• [EXTRACTED ENTRIES]

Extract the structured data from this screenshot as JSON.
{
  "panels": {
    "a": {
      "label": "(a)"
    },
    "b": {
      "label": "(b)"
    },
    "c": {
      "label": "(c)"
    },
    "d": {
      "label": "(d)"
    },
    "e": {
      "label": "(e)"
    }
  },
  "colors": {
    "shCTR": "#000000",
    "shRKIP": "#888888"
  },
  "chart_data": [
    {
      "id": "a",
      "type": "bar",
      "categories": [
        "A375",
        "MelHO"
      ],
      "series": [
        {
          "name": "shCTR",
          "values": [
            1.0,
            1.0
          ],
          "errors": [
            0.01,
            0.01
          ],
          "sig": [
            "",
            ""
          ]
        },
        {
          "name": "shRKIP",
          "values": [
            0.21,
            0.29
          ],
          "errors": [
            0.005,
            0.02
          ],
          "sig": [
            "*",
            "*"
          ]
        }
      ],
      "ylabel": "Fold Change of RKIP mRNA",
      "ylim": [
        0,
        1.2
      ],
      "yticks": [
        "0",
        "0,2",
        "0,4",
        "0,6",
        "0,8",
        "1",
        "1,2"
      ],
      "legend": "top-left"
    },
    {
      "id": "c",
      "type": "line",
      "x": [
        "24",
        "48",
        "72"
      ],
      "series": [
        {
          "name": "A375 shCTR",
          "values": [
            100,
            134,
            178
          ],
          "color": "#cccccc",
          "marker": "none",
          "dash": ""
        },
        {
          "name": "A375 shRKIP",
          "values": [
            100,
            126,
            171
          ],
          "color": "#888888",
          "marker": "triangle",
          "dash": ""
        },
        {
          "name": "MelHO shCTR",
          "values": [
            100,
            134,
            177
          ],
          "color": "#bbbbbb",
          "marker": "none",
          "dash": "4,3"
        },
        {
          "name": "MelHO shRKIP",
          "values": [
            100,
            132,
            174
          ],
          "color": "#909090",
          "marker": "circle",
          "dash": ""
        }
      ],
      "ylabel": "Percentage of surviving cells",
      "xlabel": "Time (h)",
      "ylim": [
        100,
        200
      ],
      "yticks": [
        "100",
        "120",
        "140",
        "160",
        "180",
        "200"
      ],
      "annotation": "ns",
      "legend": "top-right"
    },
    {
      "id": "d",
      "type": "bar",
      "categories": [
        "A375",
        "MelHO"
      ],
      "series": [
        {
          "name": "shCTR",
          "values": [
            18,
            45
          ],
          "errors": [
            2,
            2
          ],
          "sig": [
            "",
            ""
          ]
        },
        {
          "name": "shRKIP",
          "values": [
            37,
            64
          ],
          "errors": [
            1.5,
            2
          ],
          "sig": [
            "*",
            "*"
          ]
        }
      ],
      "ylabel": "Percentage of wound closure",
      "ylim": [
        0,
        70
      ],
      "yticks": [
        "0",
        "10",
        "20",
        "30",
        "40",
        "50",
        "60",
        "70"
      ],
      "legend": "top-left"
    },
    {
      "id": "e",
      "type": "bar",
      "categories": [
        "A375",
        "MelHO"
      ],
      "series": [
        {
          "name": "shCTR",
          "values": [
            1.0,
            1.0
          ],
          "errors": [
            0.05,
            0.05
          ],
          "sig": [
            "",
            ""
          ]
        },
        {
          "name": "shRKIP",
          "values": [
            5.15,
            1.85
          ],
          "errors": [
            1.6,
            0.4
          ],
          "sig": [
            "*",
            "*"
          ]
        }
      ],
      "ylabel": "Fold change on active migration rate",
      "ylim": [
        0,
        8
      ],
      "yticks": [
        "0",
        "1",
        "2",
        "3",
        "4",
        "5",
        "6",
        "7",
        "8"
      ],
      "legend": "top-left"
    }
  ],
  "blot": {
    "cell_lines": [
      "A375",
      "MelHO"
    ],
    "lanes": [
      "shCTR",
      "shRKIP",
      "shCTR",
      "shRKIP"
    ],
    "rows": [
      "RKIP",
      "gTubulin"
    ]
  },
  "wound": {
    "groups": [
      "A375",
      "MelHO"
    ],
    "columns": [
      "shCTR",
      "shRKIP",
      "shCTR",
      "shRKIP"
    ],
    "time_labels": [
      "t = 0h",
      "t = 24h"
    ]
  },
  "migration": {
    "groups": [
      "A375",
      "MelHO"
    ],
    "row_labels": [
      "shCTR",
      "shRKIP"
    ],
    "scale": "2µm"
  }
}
==
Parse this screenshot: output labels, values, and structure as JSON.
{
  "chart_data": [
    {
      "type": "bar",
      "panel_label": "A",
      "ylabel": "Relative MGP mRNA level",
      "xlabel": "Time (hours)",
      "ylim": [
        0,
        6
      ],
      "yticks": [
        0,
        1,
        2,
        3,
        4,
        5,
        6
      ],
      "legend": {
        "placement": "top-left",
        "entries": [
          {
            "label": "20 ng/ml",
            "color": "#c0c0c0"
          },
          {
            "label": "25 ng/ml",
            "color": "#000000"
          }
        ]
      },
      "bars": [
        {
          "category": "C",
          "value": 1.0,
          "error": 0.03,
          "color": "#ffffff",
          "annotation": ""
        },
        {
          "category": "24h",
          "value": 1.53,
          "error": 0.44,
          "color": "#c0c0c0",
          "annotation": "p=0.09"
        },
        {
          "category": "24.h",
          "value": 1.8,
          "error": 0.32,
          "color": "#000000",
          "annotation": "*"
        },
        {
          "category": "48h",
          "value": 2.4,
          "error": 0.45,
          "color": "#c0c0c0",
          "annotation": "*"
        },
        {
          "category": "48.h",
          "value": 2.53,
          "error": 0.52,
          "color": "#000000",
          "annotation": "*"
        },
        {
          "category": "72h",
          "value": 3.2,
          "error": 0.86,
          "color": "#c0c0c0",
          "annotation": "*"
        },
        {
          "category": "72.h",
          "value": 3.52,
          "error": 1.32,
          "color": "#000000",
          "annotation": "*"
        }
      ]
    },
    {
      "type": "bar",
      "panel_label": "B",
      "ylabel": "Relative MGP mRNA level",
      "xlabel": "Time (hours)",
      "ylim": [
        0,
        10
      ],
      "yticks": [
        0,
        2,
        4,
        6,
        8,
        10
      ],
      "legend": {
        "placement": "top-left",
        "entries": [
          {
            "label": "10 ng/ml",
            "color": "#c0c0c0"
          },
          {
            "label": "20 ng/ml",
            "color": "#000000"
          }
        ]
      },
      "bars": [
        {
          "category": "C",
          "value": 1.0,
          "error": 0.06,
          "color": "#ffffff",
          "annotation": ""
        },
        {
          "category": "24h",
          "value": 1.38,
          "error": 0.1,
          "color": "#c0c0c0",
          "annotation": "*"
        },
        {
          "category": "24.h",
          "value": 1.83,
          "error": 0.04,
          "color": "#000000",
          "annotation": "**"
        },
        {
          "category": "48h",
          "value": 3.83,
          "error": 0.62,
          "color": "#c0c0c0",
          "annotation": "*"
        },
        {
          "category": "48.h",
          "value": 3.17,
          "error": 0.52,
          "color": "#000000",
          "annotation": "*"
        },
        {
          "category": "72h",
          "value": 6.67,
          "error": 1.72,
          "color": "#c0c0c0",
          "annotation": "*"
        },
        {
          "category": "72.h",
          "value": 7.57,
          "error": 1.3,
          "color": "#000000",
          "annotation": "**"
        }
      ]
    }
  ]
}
==
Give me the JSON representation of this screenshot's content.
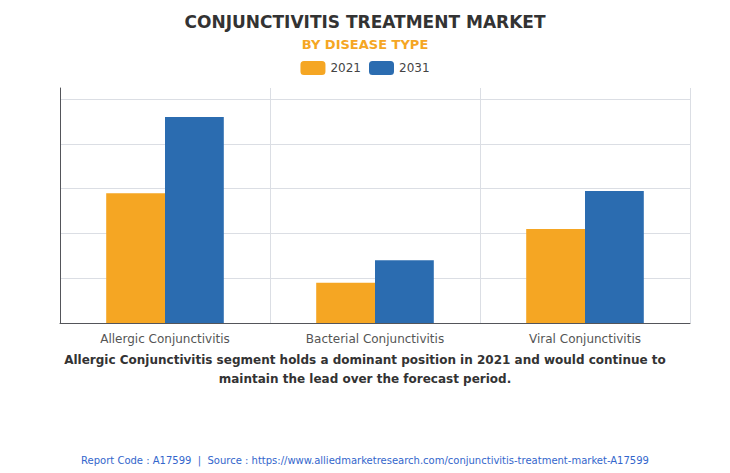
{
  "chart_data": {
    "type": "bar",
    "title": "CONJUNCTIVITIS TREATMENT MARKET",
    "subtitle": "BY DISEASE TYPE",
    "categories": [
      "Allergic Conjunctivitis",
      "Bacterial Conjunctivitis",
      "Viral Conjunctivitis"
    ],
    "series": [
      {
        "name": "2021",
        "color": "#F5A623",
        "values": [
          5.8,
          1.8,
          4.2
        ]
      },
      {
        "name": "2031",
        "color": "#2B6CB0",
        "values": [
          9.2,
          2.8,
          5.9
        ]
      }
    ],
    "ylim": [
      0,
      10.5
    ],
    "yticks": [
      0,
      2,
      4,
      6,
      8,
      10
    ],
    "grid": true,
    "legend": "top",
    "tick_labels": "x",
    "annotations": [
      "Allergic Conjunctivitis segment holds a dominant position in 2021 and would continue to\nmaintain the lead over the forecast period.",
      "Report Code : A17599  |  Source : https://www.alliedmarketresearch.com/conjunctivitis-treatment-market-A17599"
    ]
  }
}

• [WHAT THE TASK ASKS] From the records above, copy every line that includes the word "screenshot".

• [OUTPUT]
Extract the structured data from this screenshot as JSON.
Parse this screenshot: output labels, values, and structure as JSON.
Give me the JSON representation of this screenshot's content.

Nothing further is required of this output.